--- begin Records provided ---

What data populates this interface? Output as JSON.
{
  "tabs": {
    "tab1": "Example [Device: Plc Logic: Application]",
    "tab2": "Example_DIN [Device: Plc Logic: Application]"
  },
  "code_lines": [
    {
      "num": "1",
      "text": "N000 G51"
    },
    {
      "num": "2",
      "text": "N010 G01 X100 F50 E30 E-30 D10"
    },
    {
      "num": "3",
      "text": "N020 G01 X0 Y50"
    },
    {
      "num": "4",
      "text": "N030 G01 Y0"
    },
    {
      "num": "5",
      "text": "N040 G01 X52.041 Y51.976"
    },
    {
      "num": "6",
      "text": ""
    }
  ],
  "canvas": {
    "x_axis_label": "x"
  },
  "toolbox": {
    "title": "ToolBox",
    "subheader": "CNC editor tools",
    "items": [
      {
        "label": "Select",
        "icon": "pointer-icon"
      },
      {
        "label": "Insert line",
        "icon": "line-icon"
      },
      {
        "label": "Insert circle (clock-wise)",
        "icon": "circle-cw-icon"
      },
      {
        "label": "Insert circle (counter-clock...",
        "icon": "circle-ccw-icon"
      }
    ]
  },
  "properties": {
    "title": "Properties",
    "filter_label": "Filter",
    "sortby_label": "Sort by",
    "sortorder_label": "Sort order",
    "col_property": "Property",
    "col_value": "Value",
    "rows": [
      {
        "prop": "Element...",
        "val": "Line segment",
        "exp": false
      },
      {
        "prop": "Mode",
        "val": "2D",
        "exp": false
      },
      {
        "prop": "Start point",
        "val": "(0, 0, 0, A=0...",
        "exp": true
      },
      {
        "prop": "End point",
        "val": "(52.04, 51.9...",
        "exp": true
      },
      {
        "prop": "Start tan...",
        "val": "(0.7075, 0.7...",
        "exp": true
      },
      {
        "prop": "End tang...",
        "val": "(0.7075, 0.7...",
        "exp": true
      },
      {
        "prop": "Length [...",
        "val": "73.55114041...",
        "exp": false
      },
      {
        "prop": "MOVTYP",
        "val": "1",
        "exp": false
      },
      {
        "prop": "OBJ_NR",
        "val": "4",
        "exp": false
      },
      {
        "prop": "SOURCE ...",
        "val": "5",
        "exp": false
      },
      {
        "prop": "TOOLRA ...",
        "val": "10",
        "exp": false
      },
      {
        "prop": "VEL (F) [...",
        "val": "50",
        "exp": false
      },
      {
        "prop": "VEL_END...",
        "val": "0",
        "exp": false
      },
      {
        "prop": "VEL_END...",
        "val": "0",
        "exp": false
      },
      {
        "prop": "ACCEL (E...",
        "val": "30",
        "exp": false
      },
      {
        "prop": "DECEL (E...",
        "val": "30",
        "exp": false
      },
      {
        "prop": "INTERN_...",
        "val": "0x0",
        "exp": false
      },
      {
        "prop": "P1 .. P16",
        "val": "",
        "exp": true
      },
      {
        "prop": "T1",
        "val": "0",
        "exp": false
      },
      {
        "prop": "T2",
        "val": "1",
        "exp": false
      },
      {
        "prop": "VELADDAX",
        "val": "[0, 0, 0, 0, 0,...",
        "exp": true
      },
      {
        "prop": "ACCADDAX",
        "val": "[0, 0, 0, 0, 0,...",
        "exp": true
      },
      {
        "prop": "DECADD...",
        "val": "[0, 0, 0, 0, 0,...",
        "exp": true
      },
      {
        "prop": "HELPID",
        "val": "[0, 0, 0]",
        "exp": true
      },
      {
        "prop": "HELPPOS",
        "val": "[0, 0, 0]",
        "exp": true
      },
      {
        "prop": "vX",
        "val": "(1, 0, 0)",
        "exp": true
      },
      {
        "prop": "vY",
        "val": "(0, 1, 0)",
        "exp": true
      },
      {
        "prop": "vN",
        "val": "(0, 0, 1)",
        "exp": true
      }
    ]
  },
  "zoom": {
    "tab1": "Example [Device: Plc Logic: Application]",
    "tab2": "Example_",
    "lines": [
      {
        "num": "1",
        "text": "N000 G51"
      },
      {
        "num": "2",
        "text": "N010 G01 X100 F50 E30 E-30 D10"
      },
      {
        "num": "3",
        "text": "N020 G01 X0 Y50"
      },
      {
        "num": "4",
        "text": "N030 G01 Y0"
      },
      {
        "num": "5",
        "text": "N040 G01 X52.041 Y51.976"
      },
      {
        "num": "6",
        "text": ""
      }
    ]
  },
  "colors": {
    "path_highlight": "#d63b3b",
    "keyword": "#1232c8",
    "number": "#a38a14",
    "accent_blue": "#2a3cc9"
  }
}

--- end Records provided ---

_Aim of the exercise:_ Compute how many lines include the string "text", then give that number by itself.

_Response:_ 12